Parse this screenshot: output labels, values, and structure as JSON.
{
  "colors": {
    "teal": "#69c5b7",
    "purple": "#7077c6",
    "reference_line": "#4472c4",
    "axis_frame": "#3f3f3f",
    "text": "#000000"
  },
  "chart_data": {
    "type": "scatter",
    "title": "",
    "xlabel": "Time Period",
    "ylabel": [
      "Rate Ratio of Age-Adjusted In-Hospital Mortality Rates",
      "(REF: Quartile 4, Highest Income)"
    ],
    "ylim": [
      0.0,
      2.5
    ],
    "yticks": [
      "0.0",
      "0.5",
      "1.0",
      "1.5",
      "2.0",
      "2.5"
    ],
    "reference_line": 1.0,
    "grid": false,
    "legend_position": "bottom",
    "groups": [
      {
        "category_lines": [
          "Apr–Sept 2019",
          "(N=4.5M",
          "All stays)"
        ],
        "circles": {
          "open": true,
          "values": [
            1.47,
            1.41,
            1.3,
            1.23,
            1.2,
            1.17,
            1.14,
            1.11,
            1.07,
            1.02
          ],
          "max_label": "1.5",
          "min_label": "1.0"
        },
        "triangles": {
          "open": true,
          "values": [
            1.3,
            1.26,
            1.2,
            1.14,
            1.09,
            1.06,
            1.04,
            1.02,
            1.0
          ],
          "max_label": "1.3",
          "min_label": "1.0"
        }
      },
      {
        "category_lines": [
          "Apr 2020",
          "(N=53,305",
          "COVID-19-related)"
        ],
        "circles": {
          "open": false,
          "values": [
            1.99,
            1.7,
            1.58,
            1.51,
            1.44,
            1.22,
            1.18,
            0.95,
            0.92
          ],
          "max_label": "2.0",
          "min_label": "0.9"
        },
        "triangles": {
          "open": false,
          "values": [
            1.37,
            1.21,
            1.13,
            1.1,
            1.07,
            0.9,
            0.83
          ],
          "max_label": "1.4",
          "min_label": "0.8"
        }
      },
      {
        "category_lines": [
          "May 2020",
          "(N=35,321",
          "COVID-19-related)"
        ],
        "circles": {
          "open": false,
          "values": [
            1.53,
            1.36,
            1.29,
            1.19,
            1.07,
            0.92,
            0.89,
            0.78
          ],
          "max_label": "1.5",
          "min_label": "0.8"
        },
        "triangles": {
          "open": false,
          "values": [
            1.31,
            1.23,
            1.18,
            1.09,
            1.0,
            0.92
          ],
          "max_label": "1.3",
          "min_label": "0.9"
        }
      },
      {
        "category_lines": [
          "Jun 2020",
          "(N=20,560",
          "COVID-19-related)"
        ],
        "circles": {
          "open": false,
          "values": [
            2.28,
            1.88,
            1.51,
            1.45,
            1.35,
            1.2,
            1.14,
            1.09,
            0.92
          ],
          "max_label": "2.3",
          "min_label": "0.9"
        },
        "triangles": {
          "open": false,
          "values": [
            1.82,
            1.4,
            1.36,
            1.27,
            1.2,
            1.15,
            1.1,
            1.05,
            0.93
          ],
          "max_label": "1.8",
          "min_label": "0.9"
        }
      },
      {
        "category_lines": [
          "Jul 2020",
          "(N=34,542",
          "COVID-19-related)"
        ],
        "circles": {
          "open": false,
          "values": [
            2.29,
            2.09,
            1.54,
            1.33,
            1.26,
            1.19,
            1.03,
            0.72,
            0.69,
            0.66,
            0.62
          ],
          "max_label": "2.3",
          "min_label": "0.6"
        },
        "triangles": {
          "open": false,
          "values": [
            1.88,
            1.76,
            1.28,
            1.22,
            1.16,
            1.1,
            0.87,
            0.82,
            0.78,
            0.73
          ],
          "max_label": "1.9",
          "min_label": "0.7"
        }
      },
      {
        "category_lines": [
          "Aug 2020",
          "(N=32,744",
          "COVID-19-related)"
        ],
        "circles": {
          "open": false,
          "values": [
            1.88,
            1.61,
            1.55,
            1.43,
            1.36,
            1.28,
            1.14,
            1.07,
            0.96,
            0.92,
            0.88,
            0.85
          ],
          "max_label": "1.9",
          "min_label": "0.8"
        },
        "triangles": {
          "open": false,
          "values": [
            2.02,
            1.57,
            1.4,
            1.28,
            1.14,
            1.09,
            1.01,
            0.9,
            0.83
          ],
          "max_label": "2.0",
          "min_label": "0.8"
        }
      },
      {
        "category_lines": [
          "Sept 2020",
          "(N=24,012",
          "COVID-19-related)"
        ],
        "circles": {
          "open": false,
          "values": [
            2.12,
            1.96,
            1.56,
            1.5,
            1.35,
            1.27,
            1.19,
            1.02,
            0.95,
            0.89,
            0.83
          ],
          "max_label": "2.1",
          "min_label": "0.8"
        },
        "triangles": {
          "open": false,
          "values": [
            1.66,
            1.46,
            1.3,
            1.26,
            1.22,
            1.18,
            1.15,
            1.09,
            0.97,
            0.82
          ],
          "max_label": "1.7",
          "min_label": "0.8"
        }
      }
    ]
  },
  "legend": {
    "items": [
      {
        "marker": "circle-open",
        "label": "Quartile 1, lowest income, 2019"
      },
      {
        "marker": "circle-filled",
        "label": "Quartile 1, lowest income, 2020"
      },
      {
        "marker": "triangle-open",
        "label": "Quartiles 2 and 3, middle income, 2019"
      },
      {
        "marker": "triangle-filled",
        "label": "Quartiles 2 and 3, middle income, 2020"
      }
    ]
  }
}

==================================================

DIRECTIONS FOR THIS TASK:
State how many lines of the listing above hold the word "lowest", with nothing but the number.

TASK RESPONSE:
2